- What to do -
In the article on the Salsoul Orchestra, what is the largest number of members the orchestra included?

- Page extract -
%%
- Origin: New York City, U.S.
- Genres: Dance, soul, disco, pop
- Years active: 1974–1983
- Label: Salsoul Records
- Past members: Vincent Montana Jr. Ronnie Baker Gordon Edwards Bobby Eli Dennis Harris Norman Harris Larry Washington Earl Young

= Salsoul Orchestra =

Backing band of session musicians

The Salsoul Orchestra was the backing band of session musicians for many acts on the New York City label Salsoul Records and, under its own name, recorded several hit singles and albums between 1975 and 1982.

==History==
The orchestra was formed in 1974 and was disbanded in 1982. Their music featured elements of Philadelphia soul, funk, Latin and disco. The Salsoul Orchestra included up to 50 members and was created and masterminded for Salsoul Records by Philadelphia musician Vincent Montana, Jr. Montana wrote, arranged, conducted, produced and played on all of the orchestra's tracks until 1978, including a gold-selling Christmas album.
%%
- Record extracts -
%%
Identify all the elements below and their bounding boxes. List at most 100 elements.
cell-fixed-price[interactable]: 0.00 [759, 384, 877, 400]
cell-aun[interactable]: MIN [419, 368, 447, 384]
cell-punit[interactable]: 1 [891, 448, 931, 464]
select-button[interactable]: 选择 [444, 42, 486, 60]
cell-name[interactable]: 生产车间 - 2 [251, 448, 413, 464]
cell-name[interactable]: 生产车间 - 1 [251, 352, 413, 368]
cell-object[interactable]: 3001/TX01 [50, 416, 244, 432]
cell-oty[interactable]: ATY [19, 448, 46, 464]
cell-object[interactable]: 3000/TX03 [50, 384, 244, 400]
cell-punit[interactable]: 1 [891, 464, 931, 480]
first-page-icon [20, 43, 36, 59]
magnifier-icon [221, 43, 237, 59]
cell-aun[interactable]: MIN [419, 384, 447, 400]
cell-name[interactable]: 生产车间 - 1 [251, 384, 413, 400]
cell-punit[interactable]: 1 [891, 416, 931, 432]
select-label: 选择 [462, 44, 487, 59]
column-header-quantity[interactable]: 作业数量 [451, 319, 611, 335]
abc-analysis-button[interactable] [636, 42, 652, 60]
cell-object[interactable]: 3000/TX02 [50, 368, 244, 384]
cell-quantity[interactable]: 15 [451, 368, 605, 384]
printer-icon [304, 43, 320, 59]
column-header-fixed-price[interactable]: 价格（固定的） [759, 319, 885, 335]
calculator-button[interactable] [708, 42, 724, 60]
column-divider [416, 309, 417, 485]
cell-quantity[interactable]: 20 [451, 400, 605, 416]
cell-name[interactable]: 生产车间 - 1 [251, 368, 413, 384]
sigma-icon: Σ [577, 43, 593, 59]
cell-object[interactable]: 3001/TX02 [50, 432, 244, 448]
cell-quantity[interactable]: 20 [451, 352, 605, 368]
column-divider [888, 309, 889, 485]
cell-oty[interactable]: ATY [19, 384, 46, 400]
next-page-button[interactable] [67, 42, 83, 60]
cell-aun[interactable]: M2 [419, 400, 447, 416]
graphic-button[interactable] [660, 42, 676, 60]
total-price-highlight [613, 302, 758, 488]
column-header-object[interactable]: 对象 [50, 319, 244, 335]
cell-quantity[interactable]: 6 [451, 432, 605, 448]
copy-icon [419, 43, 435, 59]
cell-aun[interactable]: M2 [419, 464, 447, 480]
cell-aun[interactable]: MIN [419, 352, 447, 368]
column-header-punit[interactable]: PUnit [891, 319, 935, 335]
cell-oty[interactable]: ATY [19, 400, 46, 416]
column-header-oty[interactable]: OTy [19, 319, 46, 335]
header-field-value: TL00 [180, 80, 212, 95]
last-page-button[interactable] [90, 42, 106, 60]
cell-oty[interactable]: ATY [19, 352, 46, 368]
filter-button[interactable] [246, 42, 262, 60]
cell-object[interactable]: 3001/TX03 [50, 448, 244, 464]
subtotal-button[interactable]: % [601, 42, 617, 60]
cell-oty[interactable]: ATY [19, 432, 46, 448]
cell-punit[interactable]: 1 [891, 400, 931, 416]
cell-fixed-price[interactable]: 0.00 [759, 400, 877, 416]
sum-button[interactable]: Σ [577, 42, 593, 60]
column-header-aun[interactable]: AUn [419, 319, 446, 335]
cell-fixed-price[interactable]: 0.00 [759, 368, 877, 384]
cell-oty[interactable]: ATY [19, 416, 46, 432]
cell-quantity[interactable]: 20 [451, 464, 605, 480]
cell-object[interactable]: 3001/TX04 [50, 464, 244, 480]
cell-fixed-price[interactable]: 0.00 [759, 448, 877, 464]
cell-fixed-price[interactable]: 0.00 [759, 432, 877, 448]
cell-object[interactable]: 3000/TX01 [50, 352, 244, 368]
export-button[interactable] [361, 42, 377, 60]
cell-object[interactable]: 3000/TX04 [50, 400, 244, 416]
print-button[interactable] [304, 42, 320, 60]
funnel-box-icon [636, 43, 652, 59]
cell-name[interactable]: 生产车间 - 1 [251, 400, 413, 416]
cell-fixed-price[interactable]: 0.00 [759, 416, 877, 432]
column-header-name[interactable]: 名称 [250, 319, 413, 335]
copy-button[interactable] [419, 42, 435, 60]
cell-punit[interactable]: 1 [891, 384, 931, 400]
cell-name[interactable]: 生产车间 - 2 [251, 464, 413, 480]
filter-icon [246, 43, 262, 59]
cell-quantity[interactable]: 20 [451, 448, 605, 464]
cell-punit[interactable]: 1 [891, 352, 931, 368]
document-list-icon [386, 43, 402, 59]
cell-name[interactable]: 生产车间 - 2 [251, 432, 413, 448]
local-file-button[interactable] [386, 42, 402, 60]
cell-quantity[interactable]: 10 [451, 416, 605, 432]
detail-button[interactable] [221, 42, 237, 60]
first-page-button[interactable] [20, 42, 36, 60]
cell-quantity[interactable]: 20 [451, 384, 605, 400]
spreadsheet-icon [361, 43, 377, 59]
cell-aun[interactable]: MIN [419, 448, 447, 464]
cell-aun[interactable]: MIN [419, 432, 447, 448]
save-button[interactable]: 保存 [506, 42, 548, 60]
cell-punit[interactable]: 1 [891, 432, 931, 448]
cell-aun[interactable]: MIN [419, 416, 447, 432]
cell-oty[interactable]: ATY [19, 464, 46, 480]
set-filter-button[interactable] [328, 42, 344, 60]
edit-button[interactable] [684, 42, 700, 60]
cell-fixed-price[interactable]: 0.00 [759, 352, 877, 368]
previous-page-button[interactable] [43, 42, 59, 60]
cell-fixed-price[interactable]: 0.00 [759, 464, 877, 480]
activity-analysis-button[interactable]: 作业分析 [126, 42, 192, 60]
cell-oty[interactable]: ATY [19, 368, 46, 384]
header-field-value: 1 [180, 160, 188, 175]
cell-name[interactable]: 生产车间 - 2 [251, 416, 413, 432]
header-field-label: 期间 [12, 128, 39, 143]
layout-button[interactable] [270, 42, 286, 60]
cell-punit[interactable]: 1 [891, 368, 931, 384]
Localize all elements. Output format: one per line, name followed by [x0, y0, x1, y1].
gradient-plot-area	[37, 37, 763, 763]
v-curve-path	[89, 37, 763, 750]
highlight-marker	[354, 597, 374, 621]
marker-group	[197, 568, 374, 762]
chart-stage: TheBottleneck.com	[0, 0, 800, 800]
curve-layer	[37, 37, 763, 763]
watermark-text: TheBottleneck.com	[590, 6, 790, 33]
%%
- Problem solution -
Up to 50 members.